## Task goal
Look for the string "励志古言" in the lines and copy each line that has it.

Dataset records

** START **

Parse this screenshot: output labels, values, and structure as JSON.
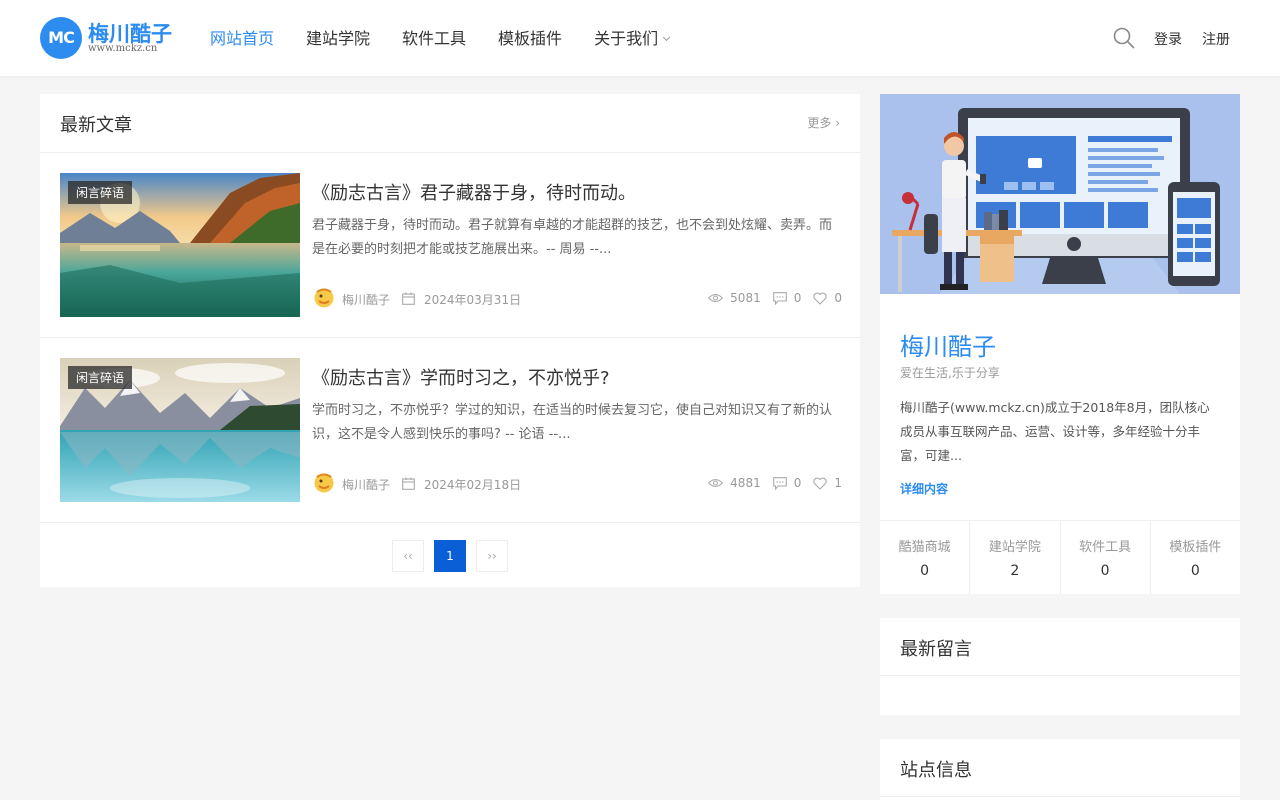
{
  "brand": {
    "mark": "MC",
    "name": "梅川酷子",
    "url": "www.mckz.cn",
    "color": "#2d8cf0"
  },
  "nav": {
    "items": [
      {
        "label": "网站首页",
        "active": true
      },
      {
        "label": "建站学院"
      },
      {
        "label": "软件工具"
      },
      {
        "label": "模板插件"
      },
      {
        "label": "关于我们",
        "has_dropdown": true
      }
    ],
    "search_icon": "search-icon",
    "login": "登录",
    "register": "注册"
  },
  "latest": {
    "title": "最新文章",
    "more": "更多",
    "posts": [
      {
        "category": "闲言碎语",
        "title": "《励志古言》君子藏器于身，待时而动。",
        "excerpt": "君子藏器于身，待时而动。君子就算有卓越的才能超群的技艺，也不会到处炫耀、卖弄。而是在必要的时刻把才能或技艺施展出来。-- 周易 --...",
        "author": "梅川酷子",
        "date": "2024年03月31日",
        "views": "5081",
        "comments": "0",
        "likes": "0"
      },
      {
        "category": "闲言碎语",
        "title": "《励志古言》学而时习之，不亦悦乎?",
        "excerpt": "学而时习之，不亦悦乎？学过的知识，在适当的时候去复习它，使自己对知识又有了新的认识，这不是令人感到快乐的事吗? -- 论语 --...",
        "author": "梅川酷子",
        "date": "2024年02月18日",
        "views": "4881",
        "comments": "0",
        "likes": "1"
      }
    ],
    "pagination": {
      "prev": "‹‹",
      "current": "1",
      "next": "››"
    }
  },
  "profile": {
    "name": "梅川酷子",
    "slogan": "爱在生活,乐于分享",
    "description": "梅川酷子(www.mckz.cn)成立于2018年8月，团队核心成员从事互联网产品、运营、设计等，多年经验十分丰富，可建...",
    "detail_link": "详细内容",
    "counts": [
      {
        "label": "酷猫商城",
        "value": "0"
      },
      {
        "label": "建站学院",
        "value": "2"
      },
      {
        "label": "软件工具",
        "value": "0"
      },
      {
        "label": "模板插件",
        "value": "0"
      }
    ]
  },
  "sidebar": {
    "comments_title": "最新留言",
    "siteinfo_title": "站点信息"
  },
  "colors": {
    "accent": "#2d8cf0",
    "page_active": "#0b5fd6",
    "background": "#f5f5f5"
  }
}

** END **

## Answer to this task
        "title": "《励志古言》君子藏器于身，待时而动。",
        "title": "《励志古言》学而时习之，不亦悦乎?",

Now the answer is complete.